Instructions for the task: Reproduce the listing word for word, starting at its first line and ending at the line that contains "List all visible", with both of those lines included.

Records to process:

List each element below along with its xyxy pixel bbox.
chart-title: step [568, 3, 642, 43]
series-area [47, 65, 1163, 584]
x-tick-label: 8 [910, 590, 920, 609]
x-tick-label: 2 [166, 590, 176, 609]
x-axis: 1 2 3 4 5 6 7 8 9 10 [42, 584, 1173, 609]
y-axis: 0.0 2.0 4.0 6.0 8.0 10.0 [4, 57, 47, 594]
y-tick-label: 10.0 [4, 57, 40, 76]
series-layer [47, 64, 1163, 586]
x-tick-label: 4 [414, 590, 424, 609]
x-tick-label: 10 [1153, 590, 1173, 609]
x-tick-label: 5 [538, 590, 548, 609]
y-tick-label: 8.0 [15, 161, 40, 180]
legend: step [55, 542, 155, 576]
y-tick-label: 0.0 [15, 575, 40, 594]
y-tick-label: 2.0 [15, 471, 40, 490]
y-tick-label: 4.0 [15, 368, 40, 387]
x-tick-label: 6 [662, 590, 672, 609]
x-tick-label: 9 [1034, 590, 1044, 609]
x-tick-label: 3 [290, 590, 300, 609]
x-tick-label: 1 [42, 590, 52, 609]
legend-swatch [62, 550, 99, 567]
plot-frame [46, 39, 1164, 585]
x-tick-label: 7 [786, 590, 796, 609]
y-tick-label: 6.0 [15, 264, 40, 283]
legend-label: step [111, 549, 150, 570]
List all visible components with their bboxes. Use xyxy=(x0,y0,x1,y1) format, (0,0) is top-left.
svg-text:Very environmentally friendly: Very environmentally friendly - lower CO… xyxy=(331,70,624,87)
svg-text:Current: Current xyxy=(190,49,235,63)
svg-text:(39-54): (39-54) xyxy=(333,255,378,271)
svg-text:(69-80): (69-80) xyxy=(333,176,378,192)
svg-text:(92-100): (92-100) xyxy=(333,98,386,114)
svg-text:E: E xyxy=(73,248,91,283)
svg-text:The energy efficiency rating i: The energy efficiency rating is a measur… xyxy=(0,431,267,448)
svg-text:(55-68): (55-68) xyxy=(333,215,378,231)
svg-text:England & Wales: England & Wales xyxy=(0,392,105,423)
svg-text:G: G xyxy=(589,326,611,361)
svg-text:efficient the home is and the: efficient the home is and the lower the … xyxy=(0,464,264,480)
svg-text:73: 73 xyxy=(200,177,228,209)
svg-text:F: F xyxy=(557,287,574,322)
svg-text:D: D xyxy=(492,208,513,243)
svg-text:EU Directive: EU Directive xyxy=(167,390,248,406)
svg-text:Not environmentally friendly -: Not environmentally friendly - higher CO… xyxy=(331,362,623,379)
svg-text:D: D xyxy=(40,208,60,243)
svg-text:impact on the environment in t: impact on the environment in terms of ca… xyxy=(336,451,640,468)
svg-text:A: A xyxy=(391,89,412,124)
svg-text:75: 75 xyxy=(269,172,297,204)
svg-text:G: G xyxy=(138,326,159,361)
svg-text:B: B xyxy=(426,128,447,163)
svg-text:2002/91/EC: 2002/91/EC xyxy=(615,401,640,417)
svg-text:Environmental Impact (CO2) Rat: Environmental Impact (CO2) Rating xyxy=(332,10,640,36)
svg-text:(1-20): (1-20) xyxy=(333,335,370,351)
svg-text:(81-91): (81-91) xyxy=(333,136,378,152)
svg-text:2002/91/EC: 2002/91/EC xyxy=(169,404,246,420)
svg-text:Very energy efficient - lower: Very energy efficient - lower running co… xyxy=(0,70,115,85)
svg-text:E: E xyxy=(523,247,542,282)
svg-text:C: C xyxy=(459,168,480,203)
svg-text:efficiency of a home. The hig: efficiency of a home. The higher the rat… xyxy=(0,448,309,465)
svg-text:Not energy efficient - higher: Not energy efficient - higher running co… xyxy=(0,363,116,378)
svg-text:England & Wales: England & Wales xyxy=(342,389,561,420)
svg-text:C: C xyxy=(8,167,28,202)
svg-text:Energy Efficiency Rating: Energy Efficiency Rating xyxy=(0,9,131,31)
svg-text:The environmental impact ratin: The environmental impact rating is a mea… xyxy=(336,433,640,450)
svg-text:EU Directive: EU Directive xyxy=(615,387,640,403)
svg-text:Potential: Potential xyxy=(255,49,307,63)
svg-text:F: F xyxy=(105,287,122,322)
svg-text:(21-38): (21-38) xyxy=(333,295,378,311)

Solution to this problem:
List each element below along with its xyxy pixel bbox.
chart-title: step [568, 3, 642, 43]
series-area [47, 65, 1163, 584]
x-tick-label: 8 [910, 590, 920, 609]
x-tick-label: 2 [166, 590, 176, 609]
x-axis: 1 2 3 4 5 6 7 8 9 10 [42, 584, 1173, 609]
y-axis: 0.0 2.0 4.0 6.0 8.0 10.0 [4, 57, 47, 594]
y-tick-label: 10.0 [4, 57, 40, 76]
series-layer [47, 64, 1163, 586]
x-tick-label: 4 [414, 590, 424, 609]
x-tick-label: 10 [1153, 590, 1173, 609]
x-tick-label: 5 [538, 590, 548, 609]
y-tick-label: 8.0 [15, 161, 40, 180]
legend: step [55, 542, 155, 576]
y-tick-label: 0.0 [15, 575, 40, 594]
y-tick-label: 2.0 [15, 471, 40, 490]
y-tick-label: 4.0 [15, 368, 40, 387]
x-tick-label: 6 [662, 590, 672, 609]
x-tick-label: 9 [1034, 590, 1044, 609]
x-tick-label: 3 [290, 590, 300, 609]
x-tick-label: 1 [42, 590, 52, 609]
legend-swatch [62, 550, 99, 567]
plot-frame [46, 39, 1164, 585]
x-tick-label: 7 [786, 590, 796, 609]
y-tick-label: 6.0 [15, 264, 40, 283]
legend-label: step [111, 549, 150, 570]
List all visible components with their bboxes. Use xyxy=(x0,y0,x1,y1) format, (0,0) is top-left.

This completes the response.